_Your instructions_: Can you rewrite the items from the start through the line containing "y-tick-label: 0 [35,319,49,327]", changing "bar-yes" to "bar-positive" and leaving everything else unchanged?

+--

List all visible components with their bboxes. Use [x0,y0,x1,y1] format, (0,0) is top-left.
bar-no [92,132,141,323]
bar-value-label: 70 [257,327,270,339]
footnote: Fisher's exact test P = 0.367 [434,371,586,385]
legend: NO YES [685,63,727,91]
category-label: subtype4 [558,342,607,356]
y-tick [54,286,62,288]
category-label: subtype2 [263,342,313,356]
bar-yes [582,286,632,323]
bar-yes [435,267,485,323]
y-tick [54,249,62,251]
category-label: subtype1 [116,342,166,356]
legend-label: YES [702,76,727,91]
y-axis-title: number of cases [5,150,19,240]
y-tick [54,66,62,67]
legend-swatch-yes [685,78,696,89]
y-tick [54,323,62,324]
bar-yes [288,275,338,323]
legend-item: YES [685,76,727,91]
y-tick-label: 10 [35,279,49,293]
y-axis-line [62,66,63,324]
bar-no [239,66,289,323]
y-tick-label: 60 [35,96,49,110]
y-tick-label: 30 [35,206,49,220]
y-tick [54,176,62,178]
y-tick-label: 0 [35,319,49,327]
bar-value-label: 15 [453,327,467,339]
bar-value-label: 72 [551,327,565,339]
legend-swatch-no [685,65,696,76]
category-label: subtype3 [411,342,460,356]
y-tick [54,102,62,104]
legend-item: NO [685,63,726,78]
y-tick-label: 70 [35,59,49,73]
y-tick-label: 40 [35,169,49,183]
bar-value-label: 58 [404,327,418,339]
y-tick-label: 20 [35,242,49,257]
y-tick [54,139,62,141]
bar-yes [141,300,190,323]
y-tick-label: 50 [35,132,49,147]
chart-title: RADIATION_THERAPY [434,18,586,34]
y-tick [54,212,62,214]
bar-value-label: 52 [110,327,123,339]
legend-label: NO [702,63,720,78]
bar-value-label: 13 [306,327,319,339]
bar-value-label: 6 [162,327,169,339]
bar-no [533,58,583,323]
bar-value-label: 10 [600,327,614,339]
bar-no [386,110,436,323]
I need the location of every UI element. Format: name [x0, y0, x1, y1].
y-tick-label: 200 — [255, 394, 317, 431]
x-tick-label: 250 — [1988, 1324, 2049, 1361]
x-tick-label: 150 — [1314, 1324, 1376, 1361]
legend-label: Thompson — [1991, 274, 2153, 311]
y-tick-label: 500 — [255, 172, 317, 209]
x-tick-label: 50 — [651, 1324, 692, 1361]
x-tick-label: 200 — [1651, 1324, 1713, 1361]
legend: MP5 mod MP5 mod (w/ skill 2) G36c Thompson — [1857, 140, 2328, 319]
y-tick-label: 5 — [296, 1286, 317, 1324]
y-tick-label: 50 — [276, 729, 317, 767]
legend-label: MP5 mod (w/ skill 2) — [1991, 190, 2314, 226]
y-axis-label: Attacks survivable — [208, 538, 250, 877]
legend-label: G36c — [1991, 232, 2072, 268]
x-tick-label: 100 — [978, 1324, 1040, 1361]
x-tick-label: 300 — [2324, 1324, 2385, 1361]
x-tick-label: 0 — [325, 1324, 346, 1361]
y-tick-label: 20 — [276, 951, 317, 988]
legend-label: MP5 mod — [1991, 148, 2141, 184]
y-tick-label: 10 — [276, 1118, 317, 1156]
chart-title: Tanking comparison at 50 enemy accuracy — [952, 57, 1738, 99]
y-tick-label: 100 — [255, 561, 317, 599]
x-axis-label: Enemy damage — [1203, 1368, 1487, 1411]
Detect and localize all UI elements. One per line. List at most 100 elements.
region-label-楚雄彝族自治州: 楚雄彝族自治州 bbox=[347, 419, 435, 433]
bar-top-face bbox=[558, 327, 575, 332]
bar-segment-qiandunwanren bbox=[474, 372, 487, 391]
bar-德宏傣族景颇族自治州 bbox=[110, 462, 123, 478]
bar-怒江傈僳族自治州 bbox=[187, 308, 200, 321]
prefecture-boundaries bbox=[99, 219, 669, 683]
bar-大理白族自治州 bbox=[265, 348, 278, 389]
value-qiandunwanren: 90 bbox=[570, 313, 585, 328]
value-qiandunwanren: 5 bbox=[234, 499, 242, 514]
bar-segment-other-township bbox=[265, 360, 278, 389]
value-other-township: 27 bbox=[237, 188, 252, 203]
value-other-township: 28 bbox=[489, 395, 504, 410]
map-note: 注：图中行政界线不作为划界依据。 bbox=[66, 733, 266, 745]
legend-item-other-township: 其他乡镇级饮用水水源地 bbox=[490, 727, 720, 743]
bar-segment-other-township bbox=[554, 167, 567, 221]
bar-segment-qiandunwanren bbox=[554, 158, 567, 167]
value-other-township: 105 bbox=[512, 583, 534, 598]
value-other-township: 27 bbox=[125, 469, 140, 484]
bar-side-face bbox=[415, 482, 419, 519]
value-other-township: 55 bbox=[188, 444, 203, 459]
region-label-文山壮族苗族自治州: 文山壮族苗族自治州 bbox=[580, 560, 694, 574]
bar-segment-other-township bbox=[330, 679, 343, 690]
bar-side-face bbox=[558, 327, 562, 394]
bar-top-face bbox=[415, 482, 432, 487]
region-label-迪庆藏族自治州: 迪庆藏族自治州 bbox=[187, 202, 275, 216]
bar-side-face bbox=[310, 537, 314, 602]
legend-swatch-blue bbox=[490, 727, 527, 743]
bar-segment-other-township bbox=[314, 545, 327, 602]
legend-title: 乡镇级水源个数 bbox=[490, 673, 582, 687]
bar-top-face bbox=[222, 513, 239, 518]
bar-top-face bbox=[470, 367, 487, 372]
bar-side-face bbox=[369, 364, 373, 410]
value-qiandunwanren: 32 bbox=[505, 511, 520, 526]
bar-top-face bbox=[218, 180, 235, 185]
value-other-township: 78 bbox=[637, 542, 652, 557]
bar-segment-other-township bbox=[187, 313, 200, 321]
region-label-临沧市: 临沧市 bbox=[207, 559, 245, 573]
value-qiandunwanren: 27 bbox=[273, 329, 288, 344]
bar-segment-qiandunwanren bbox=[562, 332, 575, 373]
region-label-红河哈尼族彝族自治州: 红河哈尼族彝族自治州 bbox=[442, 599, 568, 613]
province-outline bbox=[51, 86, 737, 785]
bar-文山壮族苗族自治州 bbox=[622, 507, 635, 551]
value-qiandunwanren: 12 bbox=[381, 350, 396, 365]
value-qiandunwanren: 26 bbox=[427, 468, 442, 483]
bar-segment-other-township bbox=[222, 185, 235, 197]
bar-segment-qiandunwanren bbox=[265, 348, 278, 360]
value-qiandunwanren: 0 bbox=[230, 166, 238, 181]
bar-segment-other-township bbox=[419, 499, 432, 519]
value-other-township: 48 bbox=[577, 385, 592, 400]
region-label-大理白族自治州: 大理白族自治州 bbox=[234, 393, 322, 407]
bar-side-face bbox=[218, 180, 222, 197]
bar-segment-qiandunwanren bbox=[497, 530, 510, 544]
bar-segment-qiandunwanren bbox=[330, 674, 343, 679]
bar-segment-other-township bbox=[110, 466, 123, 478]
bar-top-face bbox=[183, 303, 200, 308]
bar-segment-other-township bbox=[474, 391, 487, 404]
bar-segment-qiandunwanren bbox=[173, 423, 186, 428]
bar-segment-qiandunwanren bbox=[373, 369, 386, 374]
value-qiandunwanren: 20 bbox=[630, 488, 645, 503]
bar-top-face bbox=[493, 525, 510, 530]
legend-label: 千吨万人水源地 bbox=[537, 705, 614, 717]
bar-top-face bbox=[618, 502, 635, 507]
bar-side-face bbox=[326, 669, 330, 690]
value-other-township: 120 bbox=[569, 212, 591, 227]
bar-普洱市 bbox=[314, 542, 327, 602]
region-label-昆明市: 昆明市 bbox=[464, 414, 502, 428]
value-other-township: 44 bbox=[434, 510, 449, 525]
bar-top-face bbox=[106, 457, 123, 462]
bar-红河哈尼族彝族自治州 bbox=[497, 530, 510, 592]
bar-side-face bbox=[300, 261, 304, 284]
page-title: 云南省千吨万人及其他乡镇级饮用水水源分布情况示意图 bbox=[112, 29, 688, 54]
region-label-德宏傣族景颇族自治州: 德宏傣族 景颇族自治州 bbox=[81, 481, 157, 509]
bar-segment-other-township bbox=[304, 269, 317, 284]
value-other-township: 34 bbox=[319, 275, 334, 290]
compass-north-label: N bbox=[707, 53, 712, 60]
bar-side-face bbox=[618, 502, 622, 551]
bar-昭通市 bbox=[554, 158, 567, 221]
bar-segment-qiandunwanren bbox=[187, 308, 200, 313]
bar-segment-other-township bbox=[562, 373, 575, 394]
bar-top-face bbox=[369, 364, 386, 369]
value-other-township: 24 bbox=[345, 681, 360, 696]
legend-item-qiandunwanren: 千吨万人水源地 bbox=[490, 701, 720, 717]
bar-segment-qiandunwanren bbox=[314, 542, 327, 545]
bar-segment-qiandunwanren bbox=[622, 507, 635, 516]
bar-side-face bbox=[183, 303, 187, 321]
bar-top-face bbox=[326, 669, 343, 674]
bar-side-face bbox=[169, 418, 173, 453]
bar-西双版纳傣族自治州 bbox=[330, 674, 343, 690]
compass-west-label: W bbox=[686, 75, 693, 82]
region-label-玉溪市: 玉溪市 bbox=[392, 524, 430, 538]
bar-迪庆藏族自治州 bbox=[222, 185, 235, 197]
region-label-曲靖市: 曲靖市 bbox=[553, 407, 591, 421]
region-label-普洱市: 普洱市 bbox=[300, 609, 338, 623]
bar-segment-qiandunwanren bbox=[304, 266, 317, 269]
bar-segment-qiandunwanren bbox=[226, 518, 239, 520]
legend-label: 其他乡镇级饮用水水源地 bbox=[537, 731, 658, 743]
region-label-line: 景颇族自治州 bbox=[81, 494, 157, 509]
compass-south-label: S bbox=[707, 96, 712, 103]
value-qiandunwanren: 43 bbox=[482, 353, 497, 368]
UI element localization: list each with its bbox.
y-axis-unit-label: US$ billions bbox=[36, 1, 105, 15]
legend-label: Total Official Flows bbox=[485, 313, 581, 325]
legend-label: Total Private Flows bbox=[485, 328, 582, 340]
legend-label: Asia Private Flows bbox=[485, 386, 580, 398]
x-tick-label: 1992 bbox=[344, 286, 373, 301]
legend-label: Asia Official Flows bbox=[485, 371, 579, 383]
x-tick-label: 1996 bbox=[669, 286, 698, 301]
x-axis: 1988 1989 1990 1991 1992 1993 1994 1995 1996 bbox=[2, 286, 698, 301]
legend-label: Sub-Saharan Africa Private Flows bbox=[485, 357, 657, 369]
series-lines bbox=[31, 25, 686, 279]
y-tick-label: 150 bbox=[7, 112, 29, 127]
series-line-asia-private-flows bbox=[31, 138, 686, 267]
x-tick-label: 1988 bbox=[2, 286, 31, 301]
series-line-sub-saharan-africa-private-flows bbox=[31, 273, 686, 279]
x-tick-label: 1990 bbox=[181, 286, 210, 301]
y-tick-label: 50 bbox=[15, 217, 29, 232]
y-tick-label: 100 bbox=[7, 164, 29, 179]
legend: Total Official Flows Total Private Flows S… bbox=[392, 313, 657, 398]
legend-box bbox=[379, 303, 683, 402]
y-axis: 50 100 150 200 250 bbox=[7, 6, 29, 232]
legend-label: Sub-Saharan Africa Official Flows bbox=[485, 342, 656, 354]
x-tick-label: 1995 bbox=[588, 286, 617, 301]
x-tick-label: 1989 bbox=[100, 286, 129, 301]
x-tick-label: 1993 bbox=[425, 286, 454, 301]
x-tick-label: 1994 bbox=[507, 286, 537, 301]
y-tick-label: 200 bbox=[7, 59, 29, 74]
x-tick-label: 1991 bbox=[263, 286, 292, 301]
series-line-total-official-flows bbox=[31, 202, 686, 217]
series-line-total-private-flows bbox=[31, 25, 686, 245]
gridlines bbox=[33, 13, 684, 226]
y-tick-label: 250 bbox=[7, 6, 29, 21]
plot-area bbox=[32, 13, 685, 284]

+--

_Result_:
List all visible components with their bboxes. Use [x0,y0,x1,y1] format, (0,0) is top-left.
bar-no [92,132,141,323]
bar-value-label: 70 [257,327,270,339]
footnote: Fisher's exact test P = 0.367 [434,371,586,385]
legend: NO YES [685,63,727,91]
category-label: subtype4 [558,342,607,356]
y-tick [54,286,62,288]
category-label: subtype2 [263,342,313,356]
bar-positive [582,286,632,323]
bar-positive [435,267,485,323]
y-tick [54,249,62,251]
category-label: subtype1 [116,342,166,356]
legend-label: YES [702,76,727,91]
y-axis-title: number of cases [5,150,19,240]
y-tick [54,66,62,67]
legend-swatch-yes [685,78,696,89]
y-tick [54,323,62,324]
bar-positive [288,275,338,323]
legend-item: YES [685,76,727,91]
y-tick-label: 10 [35,279,49,293]
y-axis-line [62,66,63,324]
bar-no [239,66,289,323]
y-tick-label: 60 [35,96,49,110]
y-tick-label: 30 [35,206,49,220]
y-tick [54,176,62,178]
y-tick-label: 0 [35,319,49,327]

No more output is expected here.